===== Exercise input =====

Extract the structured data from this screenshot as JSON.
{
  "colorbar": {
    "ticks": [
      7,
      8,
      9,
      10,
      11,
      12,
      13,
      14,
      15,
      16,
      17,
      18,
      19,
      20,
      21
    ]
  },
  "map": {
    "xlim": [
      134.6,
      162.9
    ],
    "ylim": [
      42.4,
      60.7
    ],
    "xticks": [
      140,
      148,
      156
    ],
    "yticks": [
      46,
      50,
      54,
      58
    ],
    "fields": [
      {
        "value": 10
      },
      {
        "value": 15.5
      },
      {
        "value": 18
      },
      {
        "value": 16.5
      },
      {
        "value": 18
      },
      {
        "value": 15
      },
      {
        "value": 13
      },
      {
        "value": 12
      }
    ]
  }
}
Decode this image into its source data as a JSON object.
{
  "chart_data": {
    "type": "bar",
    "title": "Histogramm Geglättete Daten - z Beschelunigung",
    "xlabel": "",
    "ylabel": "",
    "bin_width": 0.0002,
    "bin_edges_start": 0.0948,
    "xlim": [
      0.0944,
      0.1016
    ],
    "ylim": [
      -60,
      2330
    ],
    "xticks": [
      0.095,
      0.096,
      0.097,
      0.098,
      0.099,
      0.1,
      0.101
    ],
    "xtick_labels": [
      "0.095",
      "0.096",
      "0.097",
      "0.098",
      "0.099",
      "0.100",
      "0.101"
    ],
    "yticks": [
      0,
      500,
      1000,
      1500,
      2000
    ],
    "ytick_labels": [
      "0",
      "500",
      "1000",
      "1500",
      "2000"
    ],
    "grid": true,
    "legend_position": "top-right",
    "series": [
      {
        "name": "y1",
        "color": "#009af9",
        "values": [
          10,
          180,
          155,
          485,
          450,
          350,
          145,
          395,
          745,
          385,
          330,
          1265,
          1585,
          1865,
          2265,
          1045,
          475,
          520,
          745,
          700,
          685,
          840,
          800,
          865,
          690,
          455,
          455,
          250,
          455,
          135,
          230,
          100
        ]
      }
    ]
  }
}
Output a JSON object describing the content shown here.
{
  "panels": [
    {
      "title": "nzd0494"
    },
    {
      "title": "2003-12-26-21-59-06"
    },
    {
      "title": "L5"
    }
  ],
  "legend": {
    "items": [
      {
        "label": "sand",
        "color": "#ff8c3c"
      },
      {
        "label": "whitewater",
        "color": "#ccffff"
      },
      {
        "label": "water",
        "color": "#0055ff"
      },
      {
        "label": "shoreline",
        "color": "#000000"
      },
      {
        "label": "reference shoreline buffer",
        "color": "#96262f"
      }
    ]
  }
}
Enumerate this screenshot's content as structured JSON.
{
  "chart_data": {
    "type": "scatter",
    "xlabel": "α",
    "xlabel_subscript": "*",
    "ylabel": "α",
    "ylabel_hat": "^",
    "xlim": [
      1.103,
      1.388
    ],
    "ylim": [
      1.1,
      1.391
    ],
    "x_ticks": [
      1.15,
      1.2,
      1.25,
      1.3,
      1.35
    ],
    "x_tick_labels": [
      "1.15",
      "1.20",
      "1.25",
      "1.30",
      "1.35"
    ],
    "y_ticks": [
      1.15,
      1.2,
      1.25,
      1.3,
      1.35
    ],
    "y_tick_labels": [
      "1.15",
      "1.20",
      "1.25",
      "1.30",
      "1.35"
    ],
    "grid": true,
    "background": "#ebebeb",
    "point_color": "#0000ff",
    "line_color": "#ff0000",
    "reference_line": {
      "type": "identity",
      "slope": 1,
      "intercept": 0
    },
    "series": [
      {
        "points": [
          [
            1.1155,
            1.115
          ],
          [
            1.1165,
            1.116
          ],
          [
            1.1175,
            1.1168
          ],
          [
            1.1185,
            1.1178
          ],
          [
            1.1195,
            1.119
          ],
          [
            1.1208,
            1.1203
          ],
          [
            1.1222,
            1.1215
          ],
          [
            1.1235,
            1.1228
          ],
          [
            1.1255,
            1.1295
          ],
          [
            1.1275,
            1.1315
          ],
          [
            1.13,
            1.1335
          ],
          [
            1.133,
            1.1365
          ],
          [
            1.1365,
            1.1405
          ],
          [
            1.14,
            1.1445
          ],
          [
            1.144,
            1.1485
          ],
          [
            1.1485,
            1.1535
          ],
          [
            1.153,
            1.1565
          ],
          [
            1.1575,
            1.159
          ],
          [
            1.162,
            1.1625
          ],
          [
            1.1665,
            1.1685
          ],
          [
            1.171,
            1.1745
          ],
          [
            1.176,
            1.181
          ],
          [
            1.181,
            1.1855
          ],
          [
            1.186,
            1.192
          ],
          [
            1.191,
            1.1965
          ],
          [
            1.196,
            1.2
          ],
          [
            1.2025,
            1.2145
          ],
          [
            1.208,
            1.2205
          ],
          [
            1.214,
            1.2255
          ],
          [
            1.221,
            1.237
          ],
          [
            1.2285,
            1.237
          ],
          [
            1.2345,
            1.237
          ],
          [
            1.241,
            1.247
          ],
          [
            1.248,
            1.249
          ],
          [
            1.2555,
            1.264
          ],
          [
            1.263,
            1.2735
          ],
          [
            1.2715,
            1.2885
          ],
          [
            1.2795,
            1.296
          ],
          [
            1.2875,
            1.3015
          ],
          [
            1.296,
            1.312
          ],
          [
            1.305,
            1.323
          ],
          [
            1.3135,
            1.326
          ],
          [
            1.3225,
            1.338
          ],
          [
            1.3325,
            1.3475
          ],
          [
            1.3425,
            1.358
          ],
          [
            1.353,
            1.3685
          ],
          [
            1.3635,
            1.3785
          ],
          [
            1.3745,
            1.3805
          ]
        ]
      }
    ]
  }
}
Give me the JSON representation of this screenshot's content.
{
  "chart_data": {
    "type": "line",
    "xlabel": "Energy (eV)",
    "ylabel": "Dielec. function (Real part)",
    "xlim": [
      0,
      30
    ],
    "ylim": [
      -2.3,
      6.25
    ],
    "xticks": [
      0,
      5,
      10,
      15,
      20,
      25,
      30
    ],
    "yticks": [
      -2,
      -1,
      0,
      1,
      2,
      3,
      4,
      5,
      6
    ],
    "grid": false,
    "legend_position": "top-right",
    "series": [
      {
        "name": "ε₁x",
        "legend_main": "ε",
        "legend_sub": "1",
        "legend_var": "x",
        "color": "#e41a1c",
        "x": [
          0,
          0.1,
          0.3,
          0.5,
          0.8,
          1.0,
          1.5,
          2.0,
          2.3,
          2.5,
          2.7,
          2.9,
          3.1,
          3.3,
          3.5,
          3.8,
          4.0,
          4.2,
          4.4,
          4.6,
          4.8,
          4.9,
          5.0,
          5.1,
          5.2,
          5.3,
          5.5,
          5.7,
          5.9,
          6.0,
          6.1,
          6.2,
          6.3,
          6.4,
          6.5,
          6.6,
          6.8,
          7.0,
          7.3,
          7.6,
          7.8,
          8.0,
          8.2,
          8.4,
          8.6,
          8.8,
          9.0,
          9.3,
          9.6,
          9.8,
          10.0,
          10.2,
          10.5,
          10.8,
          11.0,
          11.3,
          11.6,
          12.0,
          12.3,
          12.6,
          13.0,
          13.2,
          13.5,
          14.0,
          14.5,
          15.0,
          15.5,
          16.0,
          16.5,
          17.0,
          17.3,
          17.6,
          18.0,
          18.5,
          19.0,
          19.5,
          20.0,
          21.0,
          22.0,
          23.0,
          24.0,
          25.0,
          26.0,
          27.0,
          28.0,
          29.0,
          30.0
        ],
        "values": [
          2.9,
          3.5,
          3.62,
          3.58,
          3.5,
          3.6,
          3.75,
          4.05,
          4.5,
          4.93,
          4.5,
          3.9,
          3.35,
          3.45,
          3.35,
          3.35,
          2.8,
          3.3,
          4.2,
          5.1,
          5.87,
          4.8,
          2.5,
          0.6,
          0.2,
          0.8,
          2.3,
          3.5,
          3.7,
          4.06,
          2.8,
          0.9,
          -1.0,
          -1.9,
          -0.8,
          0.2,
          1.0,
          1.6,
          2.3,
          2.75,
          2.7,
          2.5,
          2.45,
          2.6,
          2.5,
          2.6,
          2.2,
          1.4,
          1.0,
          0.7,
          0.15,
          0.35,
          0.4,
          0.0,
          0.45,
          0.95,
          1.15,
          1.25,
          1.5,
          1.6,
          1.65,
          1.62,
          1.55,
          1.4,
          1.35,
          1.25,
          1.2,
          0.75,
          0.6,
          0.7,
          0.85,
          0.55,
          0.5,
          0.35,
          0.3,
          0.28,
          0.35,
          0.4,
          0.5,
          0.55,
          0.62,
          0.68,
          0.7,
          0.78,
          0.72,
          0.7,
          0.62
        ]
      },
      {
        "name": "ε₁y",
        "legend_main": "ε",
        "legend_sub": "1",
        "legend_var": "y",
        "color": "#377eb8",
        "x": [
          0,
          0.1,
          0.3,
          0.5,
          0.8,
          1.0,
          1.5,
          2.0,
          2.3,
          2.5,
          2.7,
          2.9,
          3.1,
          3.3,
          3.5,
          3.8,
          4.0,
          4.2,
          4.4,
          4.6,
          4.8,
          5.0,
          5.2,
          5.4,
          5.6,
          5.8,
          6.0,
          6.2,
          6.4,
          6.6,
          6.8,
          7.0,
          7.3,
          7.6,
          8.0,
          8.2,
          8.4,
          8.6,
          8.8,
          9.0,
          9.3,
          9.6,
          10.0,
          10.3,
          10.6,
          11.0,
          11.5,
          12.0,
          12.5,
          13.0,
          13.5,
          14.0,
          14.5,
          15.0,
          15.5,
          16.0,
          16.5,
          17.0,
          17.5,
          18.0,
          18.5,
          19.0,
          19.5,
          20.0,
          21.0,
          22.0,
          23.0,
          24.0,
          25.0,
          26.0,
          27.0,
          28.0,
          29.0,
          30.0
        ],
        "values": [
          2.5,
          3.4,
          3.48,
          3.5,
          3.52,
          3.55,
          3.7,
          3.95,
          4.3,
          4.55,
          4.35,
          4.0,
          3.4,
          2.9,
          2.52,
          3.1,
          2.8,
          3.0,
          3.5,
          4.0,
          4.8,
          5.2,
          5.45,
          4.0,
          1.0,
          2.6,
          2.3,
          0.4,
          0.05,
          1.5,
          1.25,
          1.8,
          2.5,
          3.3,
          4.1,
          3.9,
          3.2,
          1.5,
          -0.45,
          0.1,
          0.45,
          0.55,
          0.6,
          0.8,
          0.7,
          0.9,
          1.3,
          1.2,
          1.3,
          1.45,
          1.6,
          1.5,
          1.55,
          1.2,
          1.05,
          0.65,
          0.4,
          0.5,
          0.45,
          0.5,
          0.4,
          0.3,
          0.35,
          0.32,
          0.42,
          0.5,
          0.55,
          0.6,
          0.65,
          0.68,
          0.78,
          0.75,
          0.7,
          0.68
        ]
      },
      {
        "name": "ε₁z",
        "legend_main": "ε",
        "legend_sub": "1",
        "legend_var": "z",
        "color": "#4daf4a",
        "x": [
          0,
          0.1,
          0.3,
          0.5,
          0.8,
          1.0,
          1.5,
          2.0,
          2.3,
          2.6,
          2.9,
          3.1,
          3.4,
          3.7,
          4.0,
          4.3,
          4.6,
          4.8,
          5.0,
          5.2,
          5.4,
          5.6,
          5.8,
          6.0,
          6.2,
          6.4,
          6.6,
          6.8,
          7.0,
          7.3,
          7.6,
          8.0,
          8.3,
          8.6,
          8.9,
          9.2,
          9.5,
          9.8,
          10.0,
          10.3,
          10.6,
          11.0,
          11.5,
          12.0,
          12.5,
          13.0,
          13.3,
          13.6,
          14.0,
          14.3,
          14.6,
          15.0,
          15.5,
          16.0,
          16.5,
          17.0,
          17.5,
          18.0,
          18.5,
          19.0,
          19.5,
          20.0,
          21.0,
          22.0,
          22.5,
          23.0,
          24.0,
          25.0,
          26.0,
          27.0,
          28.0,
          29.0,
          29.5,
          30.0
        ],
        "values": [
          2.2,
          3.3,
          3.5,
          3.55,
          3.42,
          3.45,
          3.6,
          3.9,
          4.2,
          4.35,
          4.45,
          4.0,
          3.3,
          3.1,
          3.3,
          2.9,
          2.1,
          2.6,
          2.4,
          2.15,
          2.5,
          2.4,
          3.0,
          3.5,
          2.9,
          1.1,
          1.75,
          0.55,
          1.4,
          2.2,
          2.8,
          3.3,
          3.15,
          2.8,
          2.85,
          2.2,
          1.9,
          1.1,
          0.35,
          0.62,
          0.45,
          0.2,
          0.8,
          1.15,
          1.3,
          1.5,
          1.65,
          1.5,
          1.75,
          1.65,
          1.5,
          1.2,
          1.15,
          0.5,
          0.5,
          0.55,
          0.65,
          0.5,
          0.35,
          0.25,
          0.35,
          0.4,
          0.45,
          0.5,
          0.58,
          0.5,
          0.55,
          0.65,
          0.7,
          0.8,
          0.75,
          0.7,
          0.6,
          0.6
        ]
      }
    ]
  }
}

=====

→ **Given instruction**: Look for "structured" and pull out every line that has it.

→ **Completed task**:
Extract the structured data from this screenshot as JSON.
Enumerate this screenshot's content as structured JSON.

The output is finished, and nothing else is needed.